[Dataset excerpt]
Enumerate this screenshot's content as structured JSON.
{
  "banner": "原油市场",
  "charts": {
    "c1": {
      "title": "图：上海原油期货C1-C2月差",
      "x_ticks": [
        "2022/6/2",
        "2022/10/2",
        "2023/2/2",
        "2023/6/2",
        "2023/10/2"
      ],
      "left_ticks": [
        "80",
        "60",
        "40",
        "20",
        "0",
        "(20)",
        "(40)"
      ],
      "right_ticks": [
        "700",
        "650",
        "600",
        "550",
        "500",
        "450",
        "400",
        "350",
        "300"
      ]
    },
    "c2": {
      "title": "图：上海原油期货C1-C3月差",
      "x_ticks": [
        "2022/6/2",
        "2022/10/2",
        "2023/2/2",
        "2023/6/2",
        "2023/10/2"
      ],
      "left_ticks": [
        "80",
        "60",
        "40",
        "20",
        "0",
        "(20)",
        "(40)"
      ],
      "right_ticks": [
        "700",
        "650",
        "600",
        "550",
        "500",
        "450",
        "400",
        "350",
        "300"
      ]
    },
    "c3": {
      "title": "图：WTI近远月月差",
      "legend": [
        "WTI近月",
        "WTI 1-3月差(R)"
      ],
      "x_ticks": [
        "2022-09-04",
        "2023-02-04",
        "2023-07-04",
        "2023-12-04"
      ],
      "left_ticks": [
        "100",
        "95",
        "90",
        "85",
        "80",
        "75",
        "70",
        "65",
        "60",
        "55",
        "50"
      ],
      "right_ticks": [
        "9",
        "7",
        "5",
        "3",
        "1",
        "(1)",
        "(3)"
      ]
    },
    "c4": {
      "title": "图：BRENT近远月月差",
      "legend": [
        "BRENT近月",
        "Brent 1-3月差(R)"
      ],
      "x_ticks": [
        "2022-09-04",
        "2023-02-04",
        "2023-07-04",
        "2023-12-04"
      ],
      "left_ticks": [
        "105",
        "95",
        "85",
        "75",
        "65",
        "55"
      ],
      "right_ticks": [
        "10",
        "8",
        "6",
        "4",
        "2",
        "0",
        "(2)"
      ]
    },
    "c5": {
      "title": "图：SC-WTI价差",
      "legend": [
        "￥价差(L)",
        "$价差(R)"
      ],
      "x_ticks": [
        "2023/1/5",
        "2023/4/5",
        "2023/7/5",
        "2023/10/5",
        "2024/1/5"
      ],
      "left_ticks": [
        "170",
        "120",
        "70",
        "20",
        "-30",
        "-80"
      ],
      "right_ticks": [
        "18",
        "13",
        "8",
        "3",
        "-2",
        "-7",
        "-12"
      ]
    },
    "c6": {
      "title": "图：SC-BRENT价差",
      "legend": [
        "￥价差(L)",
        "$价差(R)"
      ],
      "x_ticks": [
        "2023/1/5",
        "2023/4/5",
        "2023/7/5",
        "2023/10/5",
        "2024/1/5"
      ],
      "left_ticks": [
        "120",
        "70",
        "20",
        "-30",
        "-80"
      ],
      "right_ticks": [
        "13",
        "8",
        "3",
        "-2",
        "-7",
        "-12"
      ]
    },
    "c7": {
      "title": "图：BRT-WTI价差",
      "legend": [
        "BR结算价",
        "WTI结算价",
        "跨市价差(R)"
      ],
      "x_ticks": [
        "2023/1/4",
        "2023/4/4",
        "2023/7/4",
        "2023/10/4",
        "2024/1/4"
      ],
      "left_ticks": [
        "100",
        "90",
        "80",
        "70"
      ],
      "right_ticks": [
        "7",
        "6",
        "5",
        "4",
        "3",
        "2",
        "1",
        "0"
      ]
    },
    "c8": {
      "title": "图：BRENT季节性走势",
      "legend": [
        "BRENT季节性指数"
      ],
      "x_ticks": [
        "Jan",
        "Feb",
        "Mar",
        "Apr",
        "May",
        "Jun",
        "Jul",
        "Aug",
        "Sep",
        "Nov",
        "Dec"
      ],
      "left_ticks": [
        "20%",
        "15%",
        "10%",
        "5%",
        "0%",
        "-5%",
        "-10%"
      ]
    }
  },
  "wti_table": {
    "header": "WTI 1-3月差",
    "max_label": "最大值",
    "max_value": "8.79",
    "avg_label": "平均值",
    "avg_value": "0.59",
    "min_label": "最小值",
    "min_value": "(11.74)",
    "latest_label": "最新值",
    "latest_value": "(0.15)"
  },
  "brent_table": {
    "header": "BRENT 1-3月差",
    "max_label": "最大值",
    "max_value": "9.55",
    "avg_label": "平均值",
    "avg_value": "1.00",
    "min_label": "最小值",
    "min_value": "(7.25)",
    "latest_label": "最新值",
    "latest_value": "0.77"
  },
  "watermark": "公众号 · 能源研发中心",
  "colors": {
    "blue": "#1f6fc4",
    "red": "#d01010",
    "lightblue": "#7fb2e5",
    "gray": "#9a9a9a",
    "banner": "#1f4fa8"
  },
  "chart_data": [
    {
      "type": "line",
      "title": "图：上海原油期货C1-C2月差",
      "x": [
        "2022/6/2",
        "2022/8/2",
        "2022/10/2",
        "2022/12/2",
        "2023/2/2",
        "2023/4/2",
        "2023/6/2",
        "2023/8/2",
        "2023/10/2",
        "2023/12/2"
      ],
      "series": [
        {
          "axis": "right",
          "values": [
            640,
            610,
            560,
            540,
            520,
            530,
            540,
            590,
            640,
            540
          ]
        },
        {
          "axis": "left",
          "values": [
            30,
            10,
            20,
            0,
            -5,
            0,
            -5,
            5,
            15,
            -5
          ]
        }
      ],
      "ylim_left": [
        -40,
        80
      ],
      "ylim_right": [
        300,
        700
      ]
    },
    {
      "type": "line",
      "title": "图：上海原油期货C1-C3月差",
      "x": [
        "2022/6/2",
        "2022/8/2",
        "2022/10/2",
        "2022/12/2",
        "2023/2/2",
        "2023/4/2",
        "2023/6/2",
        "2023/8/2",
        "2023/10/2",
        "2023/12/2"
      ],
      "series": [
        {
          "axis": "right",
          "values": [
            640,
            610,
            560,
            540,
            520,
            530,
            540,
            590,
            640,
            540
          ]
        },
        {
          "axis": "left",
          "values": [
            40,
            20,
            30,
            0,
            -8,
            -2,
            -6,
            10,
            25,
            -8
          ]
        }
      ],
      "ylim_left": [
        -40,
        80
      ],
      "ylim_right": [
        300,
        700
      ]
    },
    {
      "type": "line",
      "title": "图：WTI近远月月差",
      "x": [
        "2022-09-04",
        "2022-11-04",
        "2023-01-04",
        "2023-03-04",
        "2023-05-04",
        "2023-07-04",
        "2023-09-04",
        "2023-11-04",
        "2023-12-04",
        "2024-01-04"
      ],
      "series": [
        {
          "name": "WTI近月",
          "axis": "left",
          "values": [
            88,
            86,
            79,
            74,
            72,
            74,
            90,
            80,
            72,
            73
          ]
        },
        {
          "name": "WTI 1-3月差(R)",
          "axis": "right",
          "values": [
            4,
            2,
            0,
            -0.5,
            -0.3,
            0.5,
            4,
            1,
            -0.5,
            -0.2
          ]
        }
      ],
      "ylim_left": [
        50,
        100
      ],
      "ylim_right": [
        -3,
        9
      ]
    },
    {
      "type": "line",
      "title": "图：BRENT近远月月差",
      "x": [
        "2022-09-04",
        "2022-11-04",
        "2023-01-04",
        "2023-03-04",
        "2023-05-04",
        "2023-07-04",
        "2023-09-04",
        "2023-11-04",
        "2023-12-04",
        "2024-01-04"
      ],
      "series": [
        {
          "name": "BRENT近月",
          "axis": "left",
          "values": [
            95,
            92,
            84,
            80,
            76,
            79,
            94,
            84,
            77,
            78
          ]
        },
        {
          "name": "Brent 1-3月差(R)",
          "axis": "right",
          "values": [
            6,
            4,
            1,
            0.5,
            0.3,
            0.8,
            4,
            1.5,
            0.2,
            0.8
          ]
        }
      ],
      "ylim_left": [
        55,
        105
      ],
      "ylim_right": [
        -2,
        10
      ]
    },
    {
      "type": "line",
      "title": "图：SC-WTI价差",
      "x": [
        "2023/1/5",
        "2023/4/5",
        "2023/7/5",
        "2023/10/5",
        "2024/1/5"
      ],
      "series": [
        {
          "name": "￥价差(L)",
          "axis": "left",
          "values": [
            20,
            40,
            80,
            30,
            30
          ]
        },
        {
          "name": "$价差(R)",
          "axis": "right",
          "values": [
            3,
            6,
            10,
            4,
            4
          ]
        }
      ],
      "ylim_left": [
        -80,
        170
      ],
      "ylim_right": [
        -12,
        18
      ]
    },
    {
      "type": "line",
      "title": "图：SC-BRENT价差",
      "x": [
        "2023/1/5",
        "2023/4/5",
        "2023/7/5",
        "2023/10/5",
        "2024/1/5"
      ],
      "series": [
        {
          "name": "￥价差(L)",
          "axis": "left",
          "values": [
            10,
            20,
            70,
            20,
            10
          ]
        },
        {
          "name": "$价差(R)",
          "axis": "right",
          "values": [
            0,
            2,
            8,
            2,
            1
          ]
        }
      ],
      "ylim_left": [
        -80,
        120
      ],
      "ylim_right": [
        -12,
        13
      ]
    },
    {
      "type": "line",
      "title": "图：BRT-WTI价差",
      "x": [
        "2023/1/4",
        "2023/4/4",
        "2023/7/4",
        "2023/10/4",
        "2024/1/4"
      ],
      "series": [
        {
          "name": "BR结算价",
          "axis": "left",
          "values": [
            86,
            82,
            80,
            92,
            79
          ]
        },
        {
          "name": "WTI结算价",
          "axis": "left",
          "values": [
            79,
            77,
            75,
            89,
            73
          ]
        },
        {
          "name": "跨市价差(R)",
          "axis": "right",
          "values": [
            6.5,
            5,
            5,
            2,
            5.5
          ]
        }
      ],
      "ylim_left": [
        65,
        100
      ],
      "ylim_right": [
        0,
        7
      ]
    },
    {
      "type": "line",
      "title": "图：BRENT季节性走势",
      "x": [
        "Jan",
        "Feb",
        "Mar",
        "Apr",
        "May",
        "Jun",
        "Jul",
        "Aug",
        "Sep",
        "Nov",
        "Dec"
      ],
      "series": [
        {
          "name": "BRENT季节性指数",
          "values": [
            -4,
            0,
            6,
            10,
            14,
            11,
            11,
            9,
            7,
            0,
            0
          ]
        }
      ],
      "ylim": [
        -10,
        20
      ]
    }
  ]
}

◆ **PROBLEM**:
Which lines hold the string "name"? Copy all of them from the data above.

◆ **PROBLEM SOLUTION**:
          "name": "WTI近月",
          "name": "WTI 1-3月差(R)",
          "name": "BRENT近月",
          "name": "Brent 1-3月差(R)",
          "name": "￥价差(L)",
          "name": "$价差(R)",
          "name": "￥价差(L)",
          "name": "$价差(R)",
          "name": "BR结算价",
          "name": "WTI结算价",
          "name": "跨市价差(R)",
          "name": "BRENT季节性指数",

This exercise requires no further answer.